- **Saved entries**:
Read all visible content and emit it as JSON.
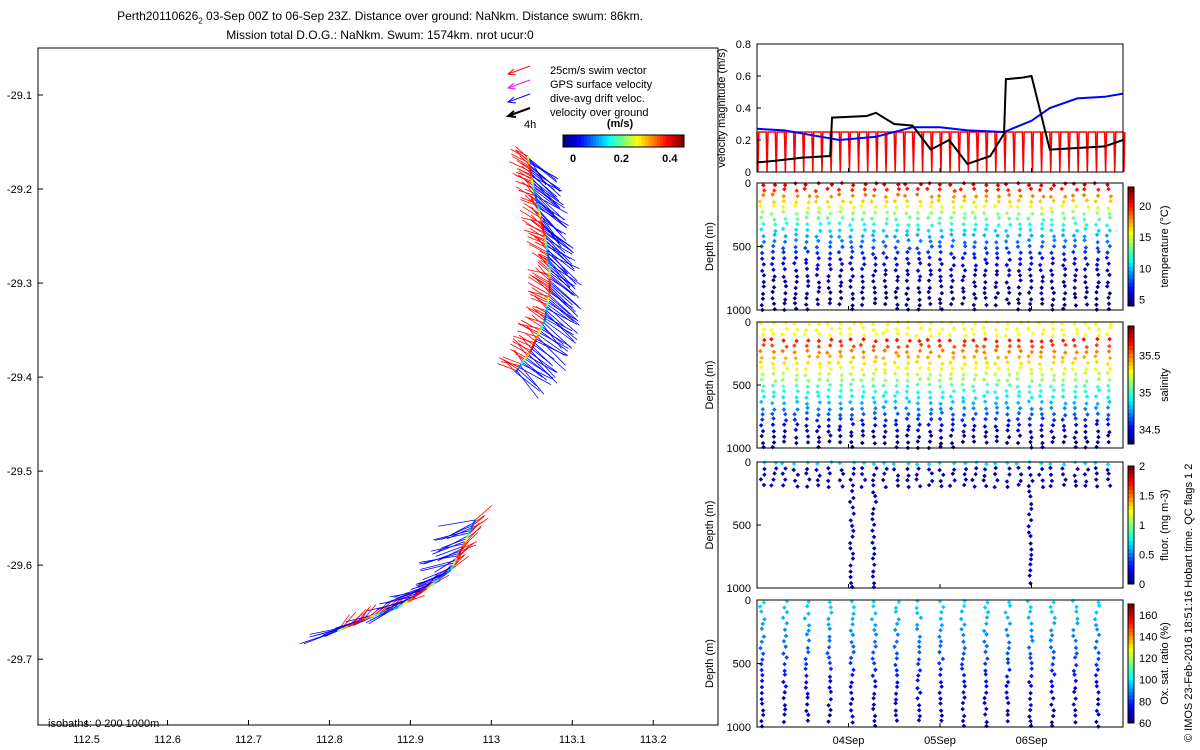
{
  "header": {
    "title_line1_prefix": "Perth20110626",
    "title_line1_sub": "2",
    "title_line1_suffix": " 03-Sep 00Z to 06-Sep 23Z. Distance over ground: NaNkm. Distance swum: 86km.",
    "title_line2": "Mission total D.O.G.: NaNkm. Swum: 1574km. nrot ucur:0"
  },
  "footer_note": "© IMOS 23-Feb-2016 18:51:16 Hobart time. QC flags 1  2",
  "colors": {
    "swim": "#ff0000",
    "gps": "#ff00ff",
    "drift": "#0000ff",
    "ground": "#000000"
  },
  "chart_data": [
    {
      "type": "map",
      "name": "glider-track",
      "xlim": [
        112.44,
        113.28
      ],
      "ylim": [
        -29.77,
        -29.05
      ],
      "xticks": [
        "112.5",
        "112.6",
        "112.7",
        "112.8",
        "112.9",
        "113",
        "113.1",
        "113.2"
      ],
      "xtick_values": [
        112.5,
        112.6,
        112.7,
        112.8,
        112.9,
        113.0,
        113.1,
        113.2
      ],
      "yticks": [
        "-29.1",
        "-29.2",
        "-29.3",
        "-29.4",
        "-29.5",
        "-29.6",
        "-29.7"
      ],
      "ytick_values": [
        -29.1,
        -29.2,
        -29.3,
        -29.4,
        -29.5,
        -29.6,
        -29.7
      ],
      "legend": [
        "25cm/s swim vector",
        "GPS surface velocity",
        "dive-avg drift veloc.",
        "velocity over ground"
      ],
      "legend_scale_label": "4h",
      "colorbar": {
        "label": "(m/s)",
        "ticks": [
          "0",
          "0.2",
          "0.4"
        ],
        "tick_values": [
          0,
          0.2,
          0.4
        ],
        "range": [
          0,
          0.5
        ]
      },
      "isobath_note": "isobaths: 0   200  1000m",
      "track_north": [
        [
          113.045,
          -29.165
        ],
        [
          113.05,
          -29.19
        ],
        [
          113.058,
          -29.22
        ],
        [
          113.066,
          -29.25
        ],
        [
          113.072,
          -29.28
        ],
        [
          113.072,
          -29.31
        ],
        [
          113.066,
          -29.34
        ],
        [
          113.05,
          -29.37
        ],
        [
          113.03,
          -29.395
        ]
      ],
      "track_south": [
        [
          112.81,
          -29.67
        ],
        [
          112.85,
          -29.655
        ],
        [
          112.885,
          -29.645
        ],
        [
          112.92,
          -29.625
        ],
        [
          112.95,
          -29.605
        ],
        [
          112.965,
          -29.58
        ],
        [
          112.98,
          -29.552
        ]
      ]
    },
    {
      "type": "line",
      "name": "velocity-magnitude",
      "ylabel": "velocity magnitude (m/s)",
      "xlim": [
        3.0,
        7.0
      ],
      "ylim": [
        0,
        0.8
      ],
      "yticks": [
        "0",
        "0.2",
        "0.4",
        "0.6",
        "0.8"
      ],
      "ytick_values": [
        0,
        0.2,
        0.4,
        0.6,
        0.8
      ],
      "series": [
        {
          "color": "#0000ff",
          "x": [
            3.0,
            3.3,
            3.6,
            3.9,
            4.3,
            4.7,
            5.0,
            5.3,
            5.7,
            6.0,
            6.2,
            6.5,
            6.8,
            7.0
          ],
          "y": [
            0.27,
            0.26,
            0.23,
            0.2,
            0.22,
            0.28,
            0.28,
            0.26,
            0.25,
            0.32,
            0.4,
            0.46,
            0.47,
            0.49
          ]
        },
        {
          "color": "#000000",
          "x": [
            3.0,
            3.2,
            3.5,
            3.8,
            3.82,
            4.2,
            4.3,
            4.5,
            4.7,
            4.9,
            5.1,
            5.3,
            5.55,
            5.7,
            5.72,
            5.9,
            6.0,
            6.2,
            6.5,
            6.8,
            7.0
          ],
          "y": [
            0.06,
            0.07,
            0.09,
            0.1,
            0.34,
            0.35,
            0.37,
            0.3,
            0.29,
            0.14,
            0.2,
            0.05,
            0.1,
            0.24,
            0.58,
            0.59,
            0.6,
            0.14,
            0.15,
            0.16,
            0.2
          ]
        },
        {
          "color": "#ff0000",
          "x": [
            3.0,
            6.6,
            7.0
          ],
          "y": [
            0.25,
            0.25,
            0.25
          ]
        }
      ]
    },
    {
      "type": "scatter",
      "name": "temperature-section",
      "ylabel": "Depth (m)",
      "ylim": [
        0,
        1000
      ],
      "yticks": [
        "0",
        "500",
        "1000"
      ],
      "ytick_values": [
        0,
        500,
        1000
      ],
      "colorbar": {
        "label": "temperature (°C)",
        "ticks": [
          "5",
          "10",
          "15",
          "20"
        ],
        "tick_values": [
          5,
          10,
          15,
          20
        ],
        "range": [
          4,
          23
        ]
      }
    },
    {
      "type": "scatter",
      "name": "salinity-section",
      "ylabel": "Depth (m)",
      "ylim": [
        0,
        1000
      ],
      "yticks": [
        "0",
        "500",
        "1000"
      ],
      "ytick_values": [
        0,
        500,
        1000
      ],
      "colorbar": {
        "label": "salinity",
        "ticks": [
          "34.5",
          "35",
          "35.5"
        ],
        "tick_values": [
          34.5,
          35,
          35.5
        ],
        "range": [
          34.3,
          35.9
        ]
      }
    },
    {
      "type": "scatter",
      "name": "fluorescence-section",
      "ylabel": "Depth (m)",
      "ylim": [
        0,
        1000
      ],
      "yticks": [
        "0",
        "500",
        "1000"
      ],
      "ytick_values": [
        0,
        500,
        1000
      ],
      "colorbar": {
        "label": "fluor. (mg m-3)",
        "ticks": [
          "0",
          "0.5",
          "1",
          "1.5",
          "2"
        ],
        "tick_values": [
          0,
          0.5,
          1,
          1.5,
          2
        ],
        "range": [
          0,
          2
        ]
      }
    },
    {
      "type": "scatter",
      "name": "oxygen-section",
      "ylabel": "Depth (m)",
      "ylim": [
        0,
        1000
      ],
      "yticks": [
        "0",
        "500",
        "1000"
      ],
      "ytick_values": [
        0,
        500,
        1000
      ],
      "xlim": [
        3.0,
        7.0
      ],
      "xticks": [
        "04Sep",
        "05Sep",
        "06Sep"
      ],
      "xtick_values": [
        4,
        5,
        6
      ],
      "colorbar": {
        "label": "Ox. sat. ratio (%)",
        "ticks": [
          "60",
          "80",
          "100",
          "120",
          "140",
          "160"
        ],
        "tick_values": [
          60,
          80,
          100,
          120,
          140,
          160
        ],
        "range": [
          60,
          170
        ]
      }
    }
  ]
}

- **REQUIRED TASK**: All of the data above should be quoted exactly, except for the pictures.

- **FINISHED ANSWER**:
Read all visible content and emit it as JSON.
{
  "header": {
    "title_line1_prefix": "Perth20110626",
    "title_line1_sub": "2",
    "title_line1_suffix": " 03-Sep 00Z to 06-Sep 23Z. Distance over ground: NaNkm. Distance swum: 86km.",
    "title_line2": "Mission total D.O.G.: NaNkm. Swum: 1574km. nrot ucur:0"
  },
  "footer_note": "© IMOS 23-Feb-2016 18:51:16 Hobart time. QC flags 1  2",
  "colors": {
    "swim": "#ff0000",
    "gps": "#ff00ff",
    "drift": "#0000ff",
    "ground": "#000000"
  },
  "chart_data": [
    {
      "type": "map",
      "name": "glider-track",
      "xlim": [
        112.44,
        113.28
      ],
      "ylim": [
        -29.77,
        -29.05
      ],
      "xticks": [
        "112.5",
        "112.6",
        "112.7",
        "112.8",
        "112.9",
        "113",
        "113.1",
        "113.2"
      ],
      "xtick_values": [
        112.5,
        112.6,
        112.7,
        112.8,
        112.9,
        113.0,
        113.1,
        113.2
      ],
      "yticks": [
        "-29.1",
        "-29.2",
        "-29.3",
        "-29.4",
        "-29.5",
        "-29.6",
        "-29.7"
      ],
      "ytick_values": [
        -29.1,
        -29.2,
        -29.3,
        -29.4,
        -29.5,
        -29.6,
        -29.7
      ],
      "legend": [
        "25cm/s swim vector",
        "GPS surface velocity",
        "dive-avg drift veloc.",
        "velocity over ground"
      ],
      "legend_scale_label": "4h",
      "colorbar": {
        "label": "(m/s)",
        "ticks": [
          "0",
          "0.2",
          "0.4"
        ],
        "tick_values": [
          0,
          0.2,
          0.4
        ],
        "range": [
          0,
          0.5
        ]
      },
      "isobath_note": "isobaths: 0   200  1000m",
      "track_north": [
        [
          113.045,
          -29.165
        ],
        [
          113.05,
          -29.19
        ],
        [
          113.058,
          -29.22
        ],
        [
          113.066,
          -29.25
        ],
        [
          113.072,
          -29.28
        ],
        [
          113.072,
          -29.31
        ],
        [
          113.066,
          -29.34
        ],
        [
          113.05,
          -29.37
        ],
        [
          113.03,
          -29.395
        ]
      ],
      "track_south": [
        [
          112.81,
          -29.67
        ],
        [
          112.85,
          -29.655
        ],
        [
          112.885,
          -29.645
        ],
        [
          112.92,
          -29.625
        ],
        [
          112.95,
          -29.605
        ],
        [
          112.965,
          -29.58
        ],
        [
          112.98,
          -29.552
        ]
      ]
    },
    {
      "type": "line",
      "name": "velocity-magnitude",
      "ylabel": "velocity magnitude (m/s)",
      "xlim": [
        3.0,
        7.0
      ],
      "ylim": [
        0,
        0.8
      ],
      "yticks": [
        "0",
        "0.2",
        "0.4",
        "0.6",
        "0.8"
      ],
      "ytick_values": [
        0,
        0.2,
        0.4,
        0.6,
        0.8
      ],
      "series": [
        {
          "color": "#0000ff",
          "x": [
            3.0,
            3.3,
            3.6,
            3.9,
            4.3,
            4.7,
            5.0,
            5.3,
            5.7,
            6.0,
            6.2,
            6.5,
            6.8,
            7.0
          ],
          "y": [
            0.27,
            0.26,
            0.23,
            0.2,
            0.22,
            0.28,
            0.28,
            0.26,
            0.25,
            0.32,
            0.4,
            0.46,
            0.47,
            0.49
          ]
        },
        {
          "color": "#000000",
          "x": [
            3.0,
            3.2,
            3.5,
            3.8,
            3.82,
            4.2,
            4.3,
            4.5,
            4.7,
            4.9,
            5.1,
            5.3,
            5.55,
            5.7,
            5.72,
            5.9,
            6.0,
            6.2,
            6.5,
            6.8,
            7.0
          ],
          "y": [
            0.06,
            0.07,
            0.09,
            0.1,
            0.34,
            0.35,
            0.37,
            0.3,
            0.29,
            0.14,
            0.2,
            0.05,
            0.1,
            0.24,
            0.58,
            0.59,
            0.6,
            0.14,
            0.15,
            0.16,
            0.2
          ]
        },
        {
          "color": "#ff0000",
          "x": [
            3.0,
            6.6,
            7.0
          ],
          "y": [
            0.25,
            0.25,
            0.25
          ]
        }
      ]
    },
    {
      "type": "scatter",
      "name": "temperature-section",
      "ylabel": "Depth (m)",
      "ylim": [
        0,
        1000
      ],
      "yticks": [
        "0",
        "500",
        "1000"
      ],
      "ytick_values": [
        0,
        500,
        1000
      ],
      "colorbar": {
        "label": "temperature (°C)",
        "ticks": [
          "5",
          "10",
          "15",
          "20"
        ],
        "tick_values": [
          5,
          10,
          15,
          20
        ],
        "range": [
          4,
          23
        ]
      }
    },
    {
      "type": "scatter",
      "name": "salinity-section",
      "ylabel": "Depth (m)",
      "ylim": [
        0,
        1000
      ],
      "yticks": [
        "0",
        "500",
        "1000"
      ],
      "ytick_values": [
        0,
        500,
        1000
      ],
      "colorbar": {
        "label": "salinity",
        "ticks": [
          "34.5",
          "35",
          "35.5"
        ],
        "tick_values": [
          34.5,
          35,
          35.5
        ],
        "range": [
          34.3,
          35.9
        ]
      }
    },
    {
      "type": "scatter",
      "name": "fluorescence-section",
      "ylabel": "Depth (m)",
      "ylim": [
        0,
        1000
      ],
      "yticks": [
        "0",
        "500",
        "1000"
      ],
      "ytick_values": [
        0,
        500,
        1000
      ],
      "colorbar": {
        "label": "fluor. (mg m-3)",
        "ticks": [
          "0",
          "0.5",
          "1",
          "1.5",
          "2"
        ],
        "tick_values": [
          0,
          0.5,
          1,
          1.5,
          2
        ],
        "range": [
          0,
          2
        ]
      }
    },
    {
      "type": "scatter",
      "name": "oxygen-section",
      "ylabel": "Depth (m)",
      "ylim": [
        0,
        1000
      ],
      "yticks": [
        "0",
        "500",
        "1000"
      ],
      "ytick_values": [
        0,
        500,
        1000
      ],
      "xlim": [
        3.0,
        7.0
      ],
      "xticks": [
        "04Sep",
        "05Sep",
        "06Sep"
      ],
      "xtick_values": [
        4,
        5,
        6
      ],
      "colorbar": {
        "label": "Ox. sat. ratio (%)",
        "ticks": [
          "60",
          "80",
          "100",
          "120",
          "140",
          "160"
        ],
        "tick_values": [
          60,
          80,
          100,
          120,
          140,
          160
        ],
        "range": [
          60,
          170
        ]
      }
    }
  ]
}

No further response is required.